Directive
Transcribe each line exactly.
# # # #
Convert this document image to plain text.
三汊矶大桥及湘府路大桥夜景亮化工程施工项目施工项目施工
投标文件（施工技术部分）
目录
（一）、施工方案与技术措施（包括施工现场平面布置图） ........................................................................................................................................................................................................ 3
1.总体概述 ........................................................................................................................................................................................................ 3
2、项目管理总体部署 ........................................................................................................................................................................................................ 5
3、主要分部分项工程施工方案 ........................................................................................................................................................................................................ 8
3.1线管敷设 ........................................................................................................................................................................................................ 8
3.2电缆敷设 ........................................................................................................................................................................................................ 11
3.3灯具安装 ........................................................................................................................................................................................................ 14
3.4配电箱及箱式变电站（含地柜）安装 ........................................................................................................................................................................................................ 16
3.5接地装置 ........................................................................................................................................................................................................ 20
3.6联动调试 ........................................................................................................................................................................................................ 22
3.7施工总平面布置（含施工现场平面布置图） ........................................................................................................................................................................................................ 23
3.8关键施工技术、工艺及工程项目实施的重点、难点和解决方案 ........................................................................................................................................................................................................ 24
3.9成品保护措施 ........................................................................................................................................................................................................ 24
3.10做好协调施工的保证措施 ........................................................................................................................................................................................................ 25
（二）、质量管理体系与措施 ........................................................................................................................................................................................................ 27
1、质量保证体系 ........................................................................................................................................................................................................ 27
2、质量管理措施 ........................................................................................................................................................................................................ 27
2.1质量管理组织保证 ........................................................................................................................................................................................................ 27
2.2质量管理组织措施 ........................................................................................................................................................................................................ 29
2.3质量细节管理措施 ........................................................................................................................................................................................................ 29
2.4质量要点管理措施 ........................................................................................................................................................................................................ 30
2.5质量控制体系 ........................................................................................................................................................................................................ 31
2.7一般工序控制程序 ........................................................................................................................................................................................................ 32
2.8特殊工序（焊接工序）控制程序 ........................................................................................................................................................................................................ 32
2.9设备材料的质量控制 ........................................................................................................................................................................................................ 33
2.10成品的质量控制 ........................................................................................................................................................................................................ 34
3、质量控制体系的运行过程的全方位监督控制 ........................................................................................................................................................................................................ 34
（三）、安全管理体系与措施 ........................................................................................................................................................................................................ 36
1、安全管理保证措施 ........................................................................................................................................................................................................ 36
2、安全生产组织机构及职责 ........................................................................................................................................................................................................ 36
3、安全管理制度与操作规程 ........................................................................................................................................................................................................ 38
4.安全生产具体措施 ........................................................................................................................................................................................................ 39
# # # #
Correct response
Convert this document image to plain text.
三汊矶大桥及湘府路大桥夜景亮化工程施工项目施工项目施工
投标文件（施工技术部分）
目录
（一）、施工方案与技术措施（包括施工现场平面布置图） ........................................................................................................................................................................................................ 3
1.总体概述 ........................................................................................................................................................................................................ 3
2、项目管理总体部署 ........................................................................................................................................................................................................ 5
3、主要分部分项工程施工方案 ........................................................................................................................................................................................................ 8
3.1线管敷设 ........................................................................................................................................................................................................ 8
3.2电缆敷设 ........................................................................................................................................................................................................ 11
3.3灯具安装 ........................................................................................................................................................................................................ 14
3.4配电箱及箱式变电站（含地柜）安装 ........................................................................................................................................................................................................ 16
3.5接地装置 ........................................................................................................................................................................................................ 20
3.6联动调试 ........................................................................................................................................................................................................ 22
3.7施工总平面布置（含施工现场平面布置图） ........................................................................................................................................................................................................ 23
3.8关键施工技术、工艺及工程项目实施的重点、难点和解决方案 ........................................................................................................................................................................................................ 24
3.9成品保护措施 ........................................................................................................................................................................................................ 24
3.10做好协调施工的保证措施 ........................................................................................................................................................................................................ 25
（二）、质量管理体系与措施 ........................................................................................................................................................................................................ 27
1、质量保证体系 ........................................................................................................................................................................................................ 27
2、质量管理措施 ........................................................................................................................................................................................................ 27
2.1质量管理组织保证 ........................................................................................................................................................................................................ 27
2.2质量管理组织措施 ........................................................................................................................................................................................................ 29
2.3质量细节管理措施 ........................................................................................................................................................................................................ 29
2.4质量要点管理措施 ........................................................................................................................................................................................................ 30
2.5质量控制体系 ........................................................................................................................................................................................................ 31
2.7一般工序控制程序 ........................................................................................................................................................................................................ 32
2.8特殊工序（焊接工序）控制程序 ........................................................................................................................................................................................................ 32
2.9设备材料的质量控制 ........................................................................................................................................................................................................ 33
2.10成品的质量控制 ........................................................................................................................................................................................................ 34
3、质量控制体系的运行过程的全方位监督控制 ........................................................................................................................................................................................................ 34
（三）、安全管理体系与措施 ........................................................................................................................................................................................................ 36
1、安全管理保证措施 ........................................................................................................................................................................................................ 36
2、安全生产组织机构及职责 ........................................................................................................................................................................................................ 36
3、安全管理制度与操作规程 ........................................................................................................................................................................................................ 38
4.安全生产具体措施 ........................................................................................................................................................................................................ 39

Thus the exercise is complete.